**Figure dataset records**
## START
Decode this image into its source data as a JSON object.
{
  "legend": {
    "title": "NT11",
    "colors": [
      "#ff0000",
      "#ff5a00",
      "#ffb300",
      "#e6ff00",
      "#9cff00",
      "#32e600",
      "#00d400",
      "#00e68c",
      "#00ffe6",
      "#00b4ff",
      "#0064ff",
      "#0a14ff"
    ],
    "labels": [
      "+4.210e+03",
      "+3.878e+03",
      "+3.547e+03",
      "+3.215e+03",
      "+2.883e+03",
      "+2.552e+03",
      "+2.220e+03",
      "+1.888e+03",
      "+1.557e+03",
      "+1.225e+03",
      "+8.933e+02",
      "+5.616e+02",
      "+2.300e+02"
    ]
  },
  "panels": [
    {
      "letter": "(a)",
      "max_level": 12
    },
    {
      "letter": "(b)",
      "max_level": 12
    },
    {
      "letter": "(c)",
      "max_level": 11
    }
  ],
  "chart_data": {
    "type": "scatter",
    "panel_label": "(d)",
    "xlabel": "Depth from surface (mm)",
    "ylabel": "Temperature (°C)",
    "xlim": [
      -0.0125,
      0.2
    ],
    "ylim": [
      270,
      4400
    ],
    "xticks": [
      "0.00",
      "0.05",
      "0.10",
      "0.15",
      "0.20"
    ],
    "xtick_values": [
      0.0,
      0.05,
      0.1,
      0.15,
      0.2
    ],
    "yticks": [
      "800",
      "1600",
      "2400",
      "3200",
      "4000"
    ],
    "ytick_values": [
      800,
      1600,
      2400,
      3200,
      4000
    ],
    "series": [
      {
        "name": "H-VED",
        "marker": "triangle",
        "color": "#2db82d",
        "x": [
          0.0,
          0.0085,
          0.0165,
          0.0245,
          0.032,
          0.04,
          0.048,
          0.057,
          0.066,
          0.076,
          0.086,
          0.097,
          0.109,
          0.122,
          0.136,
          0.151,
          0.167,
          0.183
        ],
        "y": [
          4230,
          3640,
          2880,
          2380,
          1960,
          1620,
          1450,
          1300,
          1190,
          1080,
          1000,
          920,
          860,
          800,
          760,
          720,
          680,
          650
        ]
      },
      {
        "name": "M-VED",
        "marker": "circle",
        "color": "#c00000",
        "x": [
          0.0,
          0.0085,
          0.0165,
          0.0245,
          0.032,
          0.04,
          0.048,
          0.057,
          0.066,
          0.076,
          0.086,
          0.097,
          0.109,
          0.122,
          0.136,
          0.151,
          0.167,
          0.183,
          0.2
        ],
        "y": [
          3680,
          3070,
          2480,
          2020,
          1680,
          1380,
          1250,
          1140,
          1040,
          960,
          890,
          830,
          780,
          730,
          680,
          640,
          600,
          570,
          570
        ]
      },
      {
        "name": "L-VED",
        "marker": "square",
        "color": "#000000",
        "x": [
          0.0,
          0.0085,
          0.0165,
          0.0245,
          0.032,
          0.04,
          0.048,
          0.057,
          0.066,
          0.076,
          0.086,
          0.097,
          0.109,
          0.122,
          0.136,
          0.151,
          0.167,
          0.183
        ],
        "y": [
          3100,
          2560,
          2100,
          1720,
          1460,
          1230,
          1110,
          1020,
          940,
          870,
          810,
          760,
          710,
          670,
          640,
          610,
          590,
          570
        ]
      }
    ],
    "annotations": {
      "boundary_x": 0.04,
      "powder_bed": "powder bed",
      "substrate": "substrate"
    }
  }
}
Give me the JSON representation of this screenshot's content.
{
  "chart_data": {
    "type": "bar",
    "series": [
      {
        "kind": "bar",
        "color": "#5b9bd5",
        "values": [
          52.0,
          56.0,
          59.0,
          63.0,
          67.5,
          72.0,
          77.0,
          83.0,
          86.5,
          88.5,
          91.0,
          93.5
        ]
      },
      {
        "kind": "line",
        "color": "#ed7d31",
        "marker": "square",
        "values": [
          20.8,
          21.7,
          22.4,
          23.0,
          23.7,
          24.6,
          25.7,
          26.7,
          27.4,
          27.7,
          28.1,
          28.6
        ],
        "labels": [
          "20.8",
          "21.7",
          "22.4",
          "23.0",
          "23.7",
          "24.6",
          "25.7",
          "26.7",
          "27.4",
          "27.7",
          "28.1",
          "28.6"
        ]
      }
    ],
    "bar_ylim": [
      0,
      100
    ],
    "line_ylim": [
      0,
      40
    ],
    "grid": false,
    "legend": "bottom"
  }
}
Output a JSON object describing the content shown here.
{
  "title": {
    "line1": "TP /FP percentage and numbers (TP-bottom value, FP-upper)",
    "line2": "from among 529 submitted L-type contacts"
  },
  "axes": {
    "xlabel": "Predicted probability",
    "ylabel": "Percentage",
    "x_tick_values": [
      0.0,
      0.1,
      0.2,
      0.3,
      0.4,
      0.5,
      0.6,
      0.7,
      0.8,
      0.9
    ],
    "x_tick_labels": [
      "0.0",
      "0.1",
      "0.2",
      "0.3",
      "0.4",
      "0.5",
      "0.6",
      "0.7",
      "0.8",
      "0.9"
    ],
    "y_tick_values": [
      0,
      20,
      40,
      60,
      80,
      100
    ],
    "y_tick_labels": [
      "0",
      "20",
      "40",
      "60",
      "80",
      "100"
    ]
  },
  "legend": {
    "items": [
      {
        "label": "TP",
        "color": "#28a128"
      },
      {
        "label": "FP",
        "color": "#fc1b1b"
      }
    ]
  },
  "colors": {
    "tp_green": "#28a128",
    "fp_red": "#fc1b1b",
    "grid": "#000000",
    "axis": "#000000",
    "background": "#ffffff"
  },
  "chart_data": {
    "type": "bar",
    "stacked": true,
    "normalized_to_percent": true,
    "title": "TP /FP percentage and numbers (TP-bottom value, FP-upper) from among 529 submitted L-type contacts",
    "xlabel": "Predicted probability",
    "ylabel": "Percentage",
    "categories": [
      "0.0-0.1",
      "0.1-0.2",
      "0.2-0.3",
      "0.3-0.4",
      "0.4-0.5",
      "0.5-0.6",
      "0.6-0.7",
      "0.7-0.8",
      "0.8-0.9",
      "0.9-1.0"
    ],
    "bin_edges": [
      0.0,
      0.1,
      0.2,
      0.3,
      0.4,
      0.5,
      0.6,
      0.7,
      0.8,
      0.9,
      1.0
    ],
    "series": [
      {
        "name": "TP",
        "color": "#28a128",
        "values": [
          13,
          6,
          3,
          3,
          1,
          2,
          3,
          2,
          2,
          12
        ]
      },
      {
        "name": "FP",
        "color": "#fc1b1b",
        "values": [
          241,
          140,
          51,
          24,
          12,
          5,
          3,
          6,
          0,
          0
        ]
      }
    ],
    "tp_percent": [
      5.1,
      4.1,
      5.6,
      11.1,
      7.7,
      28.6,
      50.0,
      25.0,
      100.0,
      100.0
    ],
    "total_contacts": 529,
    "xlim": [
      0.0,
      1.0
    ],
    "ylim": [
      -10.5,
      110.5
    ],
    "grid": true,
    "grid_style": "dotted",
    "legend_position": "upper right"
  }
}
## END
**Instructions to follow**
Search the lines above for the string "numbers" and copy each line that has it.

**The reply**
    "line1": "TP /FP percentage and numbers (TP-bottom value, FP-upper)",
    "title": "TP /FP percentage and numbers (TP-bottom value, FP-upper) from among 529 submitted L-type contacts",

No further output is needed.